> **INSTRUCTIONS TO FOLLOW**: Every entry must be given again exactly.

> **SOURCE MATERIAL**:
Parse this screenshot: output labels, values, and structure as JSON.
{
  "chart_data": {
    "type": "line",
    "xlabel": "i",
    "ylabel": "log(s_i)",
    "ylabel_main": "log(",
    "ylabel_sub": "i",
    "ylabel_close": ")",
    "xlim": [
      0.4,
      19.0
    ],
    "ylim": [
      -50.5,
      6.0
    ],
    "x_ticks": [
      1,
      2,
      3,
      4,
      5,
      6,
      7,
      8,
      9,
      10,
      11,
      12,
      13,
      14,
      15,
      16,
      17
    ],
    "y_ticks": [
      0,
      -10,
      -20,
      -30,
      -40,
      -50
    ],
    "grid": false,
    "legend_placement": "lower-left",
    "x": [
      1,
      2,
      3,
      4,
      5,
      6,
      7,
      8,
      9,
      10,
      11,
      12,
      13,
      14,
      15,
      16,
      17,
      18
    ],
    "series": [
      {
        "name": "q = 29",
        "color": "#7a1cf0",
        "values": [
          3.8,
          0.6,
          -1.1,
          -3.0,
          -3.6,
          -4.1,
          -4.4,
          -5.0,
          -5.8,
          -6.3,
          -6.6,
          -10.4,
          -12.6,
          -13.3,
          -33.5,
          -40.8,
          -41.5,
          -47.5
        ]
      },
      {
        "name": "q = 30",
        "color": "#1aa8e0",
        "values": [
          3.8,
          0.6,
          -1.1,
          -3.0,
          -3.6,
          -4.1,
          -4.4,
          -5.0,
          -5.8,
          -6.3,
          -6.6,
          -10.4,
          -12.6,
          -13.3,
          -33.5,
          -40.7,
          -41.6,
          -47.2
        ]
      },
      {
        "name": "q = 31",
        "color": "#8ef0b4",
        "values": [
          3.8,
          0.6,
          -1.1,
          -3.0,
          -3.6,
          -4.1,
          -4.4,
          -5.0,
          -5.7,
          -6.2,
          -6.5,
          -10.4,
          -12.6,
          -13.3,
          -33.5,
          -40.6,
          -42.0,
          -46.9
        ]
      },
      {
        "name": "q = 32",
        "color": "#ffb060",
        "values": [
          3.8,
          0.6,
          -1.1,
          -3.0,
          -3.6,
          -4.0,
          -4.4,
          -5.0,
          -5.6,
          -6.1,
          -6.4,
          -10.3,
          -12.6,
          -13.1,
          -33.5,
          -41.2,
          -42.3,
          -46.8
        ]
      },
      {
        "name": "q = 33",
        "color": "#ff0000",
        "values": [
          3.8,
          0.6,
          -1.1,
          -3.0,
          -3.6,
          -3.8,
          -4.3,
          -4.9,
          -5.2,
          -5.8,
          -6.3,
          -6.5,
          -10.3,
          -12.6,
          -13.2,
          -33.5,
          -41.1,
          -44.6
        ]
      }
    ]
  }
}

> **OUTPUT FOR THIS EXERCISE**:
Parse this screenshot: output labels, values, and structure as JSON.
{
  "chart_data": {
    "type": "line",
    "xlabel": "i",
    "ylabel": "log(s_i)",
    "ylabel_main": "log(",
    "ylabel_sub": "i",
    "ylabel_close": ")",
    "xlim": [
      0.4,
      19.0
    ],
    "ylim": [
      -50.5,
      6.0
    ],
    "x_ticks": [
      1,
      2,
      3,
      4,
      5,
      6,
      7,
      8,
      9,
      10,
      11,
      12,
      13,
      14,
      15,
      16,
      17
    ],
    "y_ticks": [
      0,
      -10,
      -20,
      -30,
      -40,
      -50
    ],
    "grid": false,
    "legend_placement": "lower-left",
    "x": [
      1,
      2,
      3,
      4,
      5,
      6,
      7,
      8,
      9,
      10,
      11,
      12,
      13,
      14,
      15,
      16,
      17,
      18
    ],
    "series": [
      {
        "name": "q = 29",
        "color": "#7a1cf0",
        "values": [
          3.8,
          0.6,
          -1.1,
          -3.0,
          -3.6,
          -4.1,
          -4.4,
          -5.0,
          -5.8,
          -6.3,
          -6.6,
          -10.4,
          -12.6,
          -13.3,
          -33.5,
          -40.8,
          -41.5,
          -47.5
        ]
      },
      {
        "name": "q = 30",
        "color": "#1aa8e0",
        "values": [
          3.8,
          0.6,
          -1.1,
          -3.0,
          -3.6,
          -4.1,
          -4.4,
          -5.0,
          -5.8,
          -6.3,
          -6.6,
          -10.4,
          -12.6,
          -13.3,
          -33.5,
          -40.7,
          -41.6,
          -47.2
        ]
      },
      {
        "name": "q = 31",
        "color": "#8ef0b4",
        "values": [
          3.8,
          0.6,
          -1.1,
          -3.0,
          -3.6,
          -4.1,
          -4.4,
          -5.0,
          -5.7,
          -6.2,
          -6.5,
          -10.4,
          -12.6,
          -13.3,
          -33.5,
          -40.6,
          -42.0,
          -46.9
        ]
      },
      {
        "name": "q = 32",
        "color": "#ffb060",
        "values": [
          3.8,
          0.6,
          -1.1,
          -3.0,
          -3.6,
          -4.0,
          -4.4,
          -5.0,
          -5.6,
          -6.1,
          -6.4,
          -10.3,
          -12.6,
          -13.1,
          -33.5,
          -41.2,
          -42.3,
          -46.8
        ]
      },
      {
        "name": "q = 33",
        "color": "#ff0000",
        "values": [
          3.8,
          0.6,
          -1.1,
          -3.0,
          -3.6,
          -3.8,
          -4.3,
          -4.9,
          -5.2,
          -5.8,
          -6.3,
          -6.5,
          -10.3,
          -12.6,
          -13.2,
          -33.5,
          -41.1,
          -44.6
        ]
      }
    ]
  }
}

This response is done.